- _Stored entries_:
--------

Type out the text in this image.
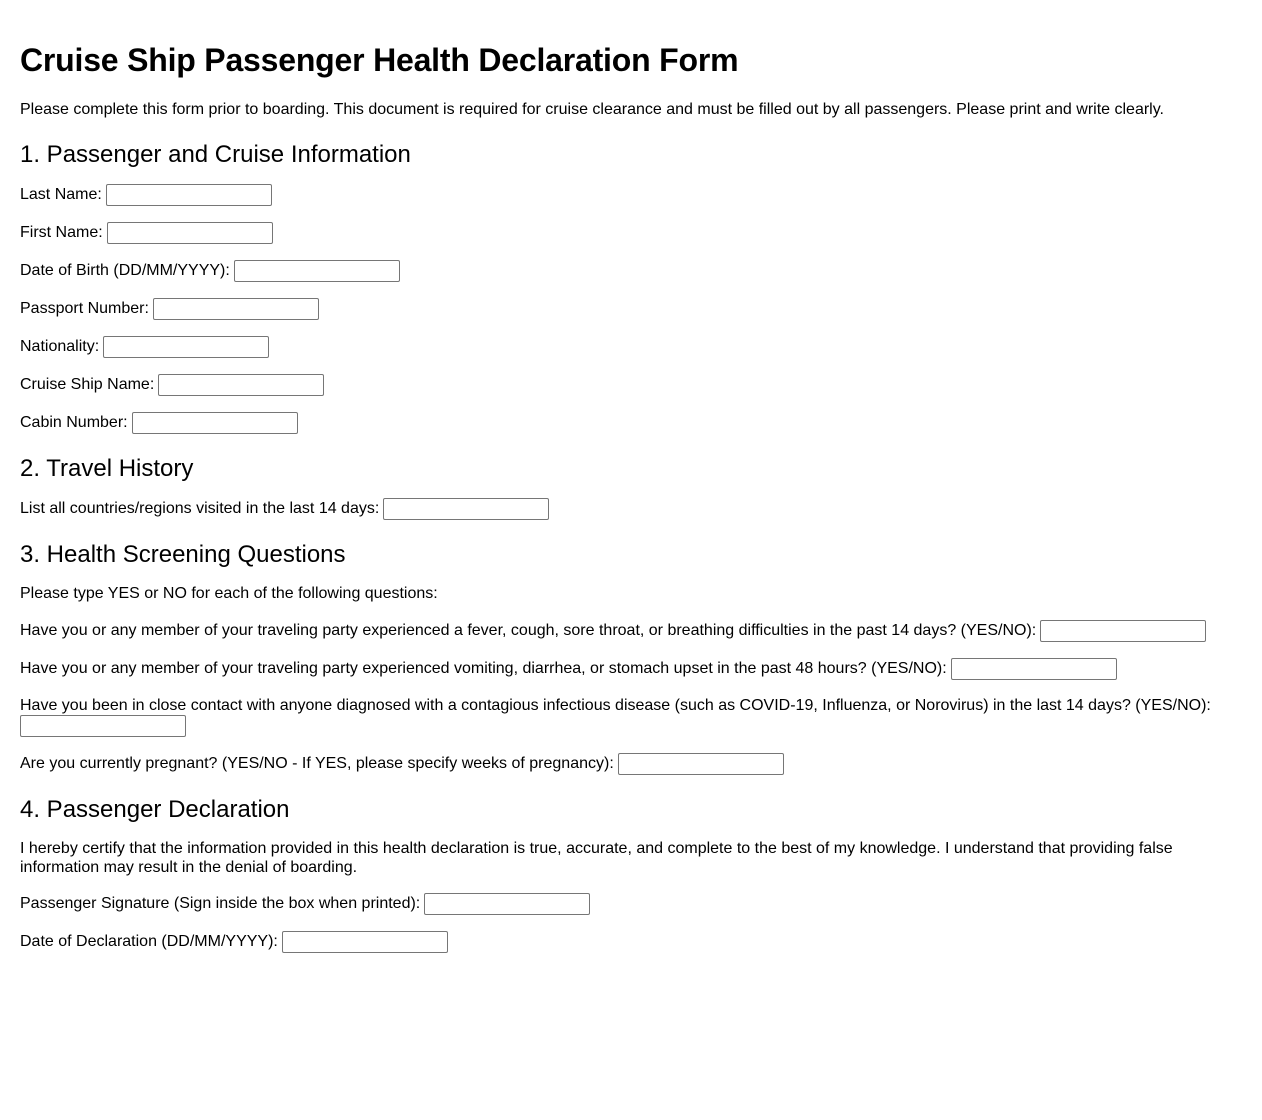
Cruise Ship Passenger Health Declaration Form

Please complete this form prior to boarding. This document is required for cruise clearance and must be filled out by all passengers. Please print and write clearly.

1. Passenger and Cruise Information
Last Name:
First Name:
Date of Birth (DD/MM/YYYY):
Passport Number:
Nationality:
Cruise Ship Name:
Cabin Number:
2. Travel History
List all countries/regions visited in the last 14 days:
3. Health Screening Questions

Please type YES or NO for each of the following questions:

Have you or any member of your traveling party experienced a fever, cough, sore throat, or breathing difficulties in the past 14 days? (YES/NO):
Have you or any member of your traveling party experienced vomiting, diarrhea, or stomach upset in the past 48 hours? (YES/NO):
Have you been in close contact with anyone diagnosed with a contagious infectious disease (such as COVID-19, Influenza, or Norovirus) in the last 14 days? (YES/NO):

Are you currently pregnant? (YES/NO - If YES, please specify weeks of pregnancy):
4. Passenger Declaration

I hereby certify that the information provided in this health declaration is true, accurate, and complete to the best of my knowledge. I understand that providing false information may result in the denial of boarding.

Passenger Signature (Sign inside the box when printed):
Date of Declaration (DD/MM/YYYY):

--------

Lines holding "experienced": copy each one from the records above.

- _Response to this task_:
Have you or any member of your traveling party experienced a fever, cough, sore throat, or breathing difficulties in the past 14 days? (YES/NO):
Have you or any member of your traveling party experienced vomiting, diarrhea, or stomach upset in the past 48 hours? (YES/NO):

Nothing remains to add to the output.